**Spatial layout entries**:
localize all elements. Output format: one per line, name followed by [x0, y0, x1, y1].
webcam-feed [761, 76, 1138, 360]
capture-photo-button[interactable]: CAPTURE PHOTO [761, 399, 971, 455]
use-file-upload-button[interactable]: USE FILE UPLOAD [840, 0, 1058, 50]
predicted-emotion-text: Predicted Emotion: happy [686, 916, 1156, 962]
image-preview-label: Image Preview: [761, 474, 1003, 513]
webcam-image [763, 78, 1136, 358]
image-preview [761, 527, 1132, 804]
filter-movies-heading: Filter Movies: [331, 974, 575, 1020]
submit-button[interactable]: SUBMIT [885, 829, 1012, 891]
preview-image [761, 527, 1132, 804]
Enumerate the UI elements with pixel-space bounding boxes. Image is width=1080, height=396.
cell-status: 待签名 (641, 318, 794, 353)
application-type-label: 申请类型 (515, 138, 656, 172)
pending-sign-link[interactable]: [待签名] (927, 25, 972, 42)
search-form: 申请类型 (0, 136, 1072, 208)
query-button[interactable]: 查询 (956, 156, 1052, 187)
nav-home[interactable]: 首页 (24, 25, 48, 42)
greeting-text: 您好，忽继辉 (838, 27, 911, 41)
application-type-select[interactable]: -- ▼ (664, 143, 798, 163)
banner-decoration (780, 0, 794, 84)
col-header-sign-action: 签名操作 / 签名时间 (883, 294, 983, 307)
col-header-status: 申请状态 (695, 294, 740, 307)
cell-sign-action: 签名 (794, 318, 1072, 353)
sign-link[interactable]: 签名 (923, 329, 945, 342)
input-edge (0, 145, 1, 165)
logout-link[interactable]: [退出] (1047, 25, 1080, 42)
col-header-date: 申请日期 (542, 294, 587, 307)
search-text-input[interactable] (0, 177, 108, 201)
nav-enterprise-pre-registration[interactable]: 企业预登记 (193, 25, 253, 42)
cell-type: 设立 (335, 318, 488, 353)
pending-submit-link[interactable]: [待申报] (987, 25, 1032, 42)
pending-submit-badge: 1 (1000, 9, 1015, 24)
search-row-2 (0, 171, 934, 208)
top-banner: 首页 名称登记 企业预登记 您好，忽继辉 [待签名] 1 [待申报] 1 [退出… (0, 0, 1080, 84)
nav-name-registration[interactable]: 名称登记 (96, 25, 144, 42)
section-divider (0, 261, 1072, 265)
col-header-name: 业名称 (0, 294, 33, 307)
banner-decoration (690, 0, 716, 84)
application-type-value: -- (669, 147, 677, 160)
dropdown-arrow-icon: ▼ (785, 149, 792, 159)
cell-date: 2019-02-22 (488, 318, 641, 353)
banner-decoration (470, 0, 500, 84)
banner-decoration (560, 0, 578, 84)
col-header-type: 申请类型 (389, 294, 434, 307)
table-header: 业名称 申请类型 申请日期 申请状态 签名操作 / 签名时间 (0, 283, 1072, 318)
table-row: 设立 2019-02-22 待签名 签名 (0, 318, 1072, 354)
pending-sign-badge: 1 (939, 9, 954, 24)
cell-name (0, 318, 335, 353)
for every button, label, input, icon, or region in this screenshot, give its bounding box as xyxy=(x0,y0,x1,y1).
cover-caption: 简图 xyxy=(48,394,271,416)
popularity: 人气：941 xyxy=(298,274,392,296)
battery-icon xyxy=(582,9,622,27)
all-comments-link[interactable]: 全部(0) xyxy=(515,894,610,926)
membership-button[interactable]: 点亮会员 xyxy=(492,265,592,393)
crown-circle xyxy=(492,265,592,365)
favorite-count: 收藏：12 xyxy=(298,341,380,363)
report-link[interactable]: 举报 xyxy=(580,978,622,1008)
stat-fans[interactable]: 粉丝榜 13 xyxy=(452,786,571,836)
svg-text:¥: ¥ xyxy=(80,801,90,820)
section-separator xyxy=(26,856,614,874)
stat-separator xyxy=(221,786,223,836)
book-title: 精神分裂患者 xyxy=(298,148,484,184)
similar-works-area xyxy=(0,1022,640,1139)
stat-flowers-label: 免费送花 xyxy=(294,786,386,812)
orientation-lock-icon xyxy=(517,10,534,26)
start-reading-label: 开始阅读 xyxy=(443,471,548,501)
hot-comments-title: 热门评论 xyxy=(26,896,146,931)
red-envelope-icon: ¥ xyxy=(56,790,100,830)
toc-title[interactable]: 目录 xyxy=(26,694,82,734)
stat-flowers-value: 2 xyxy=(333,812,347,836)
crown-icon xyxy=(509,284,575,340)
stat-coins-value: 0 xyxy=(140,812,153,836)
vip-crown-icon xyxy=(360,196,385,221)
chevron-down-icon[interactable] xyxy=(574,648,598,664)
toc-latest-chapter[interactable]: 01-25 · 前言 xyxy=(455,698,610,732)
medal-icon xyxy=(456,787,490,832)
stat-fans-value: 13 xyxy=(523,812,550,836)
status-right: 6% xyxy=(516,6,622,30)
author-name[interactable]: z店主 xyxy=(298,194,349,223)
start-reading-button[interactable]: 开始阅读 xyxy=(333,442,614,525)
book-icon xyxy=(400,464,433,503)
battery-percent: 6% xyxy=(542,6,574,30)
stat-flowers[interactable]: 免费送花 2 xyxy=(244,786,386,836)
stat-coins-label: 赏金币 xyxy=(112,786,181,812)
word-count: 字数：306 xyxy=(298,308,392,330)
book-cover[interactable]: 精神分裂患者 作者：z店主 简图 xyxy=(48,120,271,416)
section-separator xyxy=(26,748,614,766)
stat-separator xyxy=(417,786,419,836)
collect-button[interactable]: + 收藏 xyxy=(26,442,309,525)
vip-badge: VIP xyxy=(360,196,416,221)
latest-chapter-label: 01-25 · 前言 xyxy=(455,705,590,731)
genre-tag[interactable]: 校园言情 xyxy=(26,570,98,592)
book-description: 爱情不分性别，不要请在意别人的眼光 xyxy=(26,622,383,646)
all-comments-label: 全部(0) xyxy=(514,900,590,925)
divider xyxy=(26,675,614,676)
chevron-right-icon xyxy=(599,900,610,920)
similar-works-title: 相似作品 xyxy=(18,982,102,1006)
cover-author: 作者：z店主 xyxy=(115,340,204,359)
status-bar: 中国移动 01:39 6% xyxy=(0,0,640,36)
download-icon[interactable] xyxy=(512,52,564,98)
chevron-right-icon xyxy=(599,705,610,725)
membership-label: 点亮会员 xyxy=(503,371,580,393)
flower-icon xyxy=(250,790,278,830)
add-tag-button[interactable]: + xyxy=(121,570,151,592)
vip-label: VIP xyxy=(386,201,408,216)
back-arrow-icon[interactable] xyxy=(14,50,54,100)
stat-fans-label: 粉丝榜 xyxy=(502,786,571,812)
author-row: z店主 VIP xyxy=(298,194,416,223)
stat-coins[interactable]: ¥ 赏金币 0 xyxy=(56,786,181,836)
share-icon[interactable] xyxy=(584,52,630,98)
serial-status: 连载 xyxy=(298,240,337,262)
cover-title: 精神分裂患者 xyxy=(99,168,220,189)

**What the task requires**: Reproduce every line of the material above word for word, with no changes.

**Full solution**:
localize all elements. Output format: one per line, name followed by [x0, y0, x1, y1].
webcam-feed [761, 76, 1138, 360]
capture-photo-button[interactable]: CAPTURE PHOTO [761, 399, 971, 455]
use-file-upload-button[interactable]: USE FILE UPLOAD [840, 0, 1058, 50]
predicted-emotion-text: Predicted Emotion: happy [686, 916, 1156, 962]
image-preview-label: Image Preview: [761, 474, 1003, 513]
webcam-image [763, 78, 1136, 358]
image-preview [761, 527, 1132, 804]
filter-movies-heading: Filter Movies: [331, 974, 575, 1020]
submit-button[interactable]: SUBMIT [885, 829, 1012, 891]
preview-image [761, 527, 1132, 804]
Enumerate the UI elements with pixel-space bounding boxes. Image is width=1080, height=396.
cell-status: 待签名 (641, 318, 794, 353)
application-type-label: 申请类型 (515, 138, 656, 172)
pending-sign-link[interactable]: [待签名] (927, 25, 972, 42)
search-form: 申请类型 (0, 136, 1072, 208)
query-button[interactable]: 查询 (956, 156, 1052, 187)
nav-home[interactable]: 首页 (24, 25, 48, 42)
greeting-text: 您好，忽继辉 (838, 27, 911, 41)
application-type-select[interactable]: -- ▼ (664, 143, 798, 163)
banner-decoration (780, 0, 794, 84)
col-header-sign-action: 签名操作 / 签名时间 (883, 294, 983, 307)
col-header-status: 申请状态 (695, 294, 740, 307)
cell-sign-action: 签名 (794, 318, 1072, 353)
sign-link[interactable]: 签名 (923, 329, 945, 342)
input-edge (0, 145, 1, 165)
logout-link[interactable]: [退出] (1047, 25, 1080, 42)
col-header-date: 申请日期 (542, 294, 587, 307)
search-text-input[interactable] (0, 177, 108, 201)
nav-enterprise-pre-registration[interactable]: 企业预登记 (193, 25, 253, 42)
cell-type: 设立 (335, 318, 488, 353)
pending-submit-link[interactable]: [待申报] (987, 25, 1032, 42)
pending-submit-badge: 1 (1000, 9, 1015, 24)
search-row-2 (0, 171, 934, 208)
top-banner: 首页 名称登记 企业预登记 您好，忽继辉 [待签名] 1 [待申报] 1 [退出… (0, 0, 1080, 84)
nav-name-registration[interactable]: 名称登记 (96, 25, 144, 42)
section-divider (0, 261, 1072, 265)
col-header-name: 业名称 (0, 294, 33, 307)
banner-decoration (690, 0, 716, 84)
application-type-value: -- (669, 147, 677, 160)
dropdown-arrow-icon: ▼ (785, 149, 792, 159)
cell-date: 2019-02-22 (488, 318, 641, 353)
banner-decoration (470, 0, 500, 84)
banner-decoration (560, 0, 578, 84)
col-header-type: 申请类型 (389, 294, 434, 307)
table-header: 业名称 申请类型 申请日期 申请状态 签名操作 / 签名时间 (0, 283, 1072, 318)
table-row: 设立 2019-02-22 待签名 签名 (0, 318, 1072, 354)
pending-sign-badge: 1 (939, 9, 954, 24)
cell-name (0, 318, 335, 353)
for every button, label, input, icon, or region in this screenshot, give its bounding box as xyxy=(x0,y0,x1,y1).
cover-caption: 简图 xyxy=(48,394,271,416)
popularity: 人气：941 xyxy=(298,274,392,296)
battery-icon xyxy=(582,9,622,27)
all-comments-link[interactable]: 全部(0) xyxy=(515,894,610,926)
membership-button[interactable]: 点亮会员 xyxy=(492,265,592,393)
crown-circle xyxy=(492,265,592,365)
favorite-count: 收藏：12 xyxy=(298,341,380,363)
report-link[interactable]: 举报 xyxy=(580,978,622,1008)
stat-fans[interactable]: 粉丝榜 13 xyxy=(452,786,571,836)
svg-text:¥: ¥ xyxy=(80,801,90,820)
section-separator xyxy=(26,856,614,874)
stat-separator xyxy=(221,786,223,836)
book-title: 精神分裂患者 xyxy=(298,148,484,184)
similar-works-area xyxy=(0,1022,640,1139)
stat-flowers-label: 免费送花 xyxy=(294,786,386,812)
orientation-lock-icon xyxy=(517,10,534,26)
start-reading-label: 开始阅读 xyxy=(443,471,548,501)
hot-comments-title: 热门评论 xyxy=(26,896,146,931)
red-envelope-icon: ¥ xyxy=(56,790,100,830)
toc-title[interactable]: 目录 xyxy=(26,694,82,734)
stat-flowers-value: 2 xyxy=(333,812,347,836)
crown-icon xyxy=(509,284,575,340)
stat-coins-value: 0 xyxy=(140,812,153,836)
vip-crown-icon xyxy=(360,196,385,221)
chevron-down-icon[interactable] xyxy=(574,648,598,664)
toc-latest-chapter[interactable]: 01-25 · 前言 xyxy=(455,698,610,732)
medal-icon xyxy=(456,787,490,832)
stat-fans-value: 13 xyxy=(523,812,550,836)
status-right: 6% xyxy=(516,6,622,30)
author-name[interactable]: z店主 xyxy=(298,194,349,223)
start-reading-button[interactable]: 开始阅读 xyxy=(333,442,614,525)
book-icon xyxy=(400,464,433,503)
battery-percent: 6% xyxy=(542,6,574,30)
stat-flowers[interactable]: 免费送花 2 xyxy=(244,786,386,836)
stat-coins-label: 赏金币 xyxy=(112,786,181,812)
word-count: 字数：306 xyxy=(298,308,392,330)
book-cover[interactable]: 精神分裂患者 作者：z店主 简图 xyxy=(48,120,271,416)
section-separator xyxy=(26,748,614,766)
stat-separator xyxy=(417,786,419,836)
collect-button[interactable]: + 收藏 xyxy=(26,442,309,525)
vip-badge: VIP xyxy=(360,196,416,221)
latest-chapter-label: 01-25 · 前言 xyxy=(455,705,590,731)
genre-tag[interactable]: 校园言情 xyxy=(26,570,98,592)
book-description: 爱情不分性别，不要请在意别人的眼光 xyxy=(26,622,383,646)
all-comments-label: 全部(0) xyxy=(514,900,590,925)
divider xyxy=(26,675,614,676)
chevron-right-icon xyxy=(599,900,610,920)
similar-works-title: 相似作品 xyxy=(18,982,102,1006)
cover-author: 作者：z店主 xyxy=(115,340,204,359)
status-bar: 中国移动 01:39 6% xyxy=(0,0,640,36)
download-icon[interactable] xyxy=(512,52,564,98)
chevron-right-icon xyxy=(599,705,610,725)
membership-label: 点亮会员 xyxy=(503,371,580,393)
flower-icon xyxy=(250,790,278,830)
add-tag-button[interactable]: + xyxy=(121,570,151,592)
vip-label: VIP xyxy=(386,201,408,216)
back-arrow-icon[interactable] xyxy=(14,50,54,100)
stat-fans-label: 粉丝榜 xyxy=(502,786,571,812)
author-row: z店主 VIP xyxy=(298,194,416,223)
stat-coins[interactable]: ¥ 赏金币 0 xyxy=(56,786,181,836)
share-icon[interactable] xyxy=(584,52,630,98)
serial-status: 连载 xyxy=(298,240,337,262)
cover-title: 精神分裂患者 xyxy=(99,168,220,189)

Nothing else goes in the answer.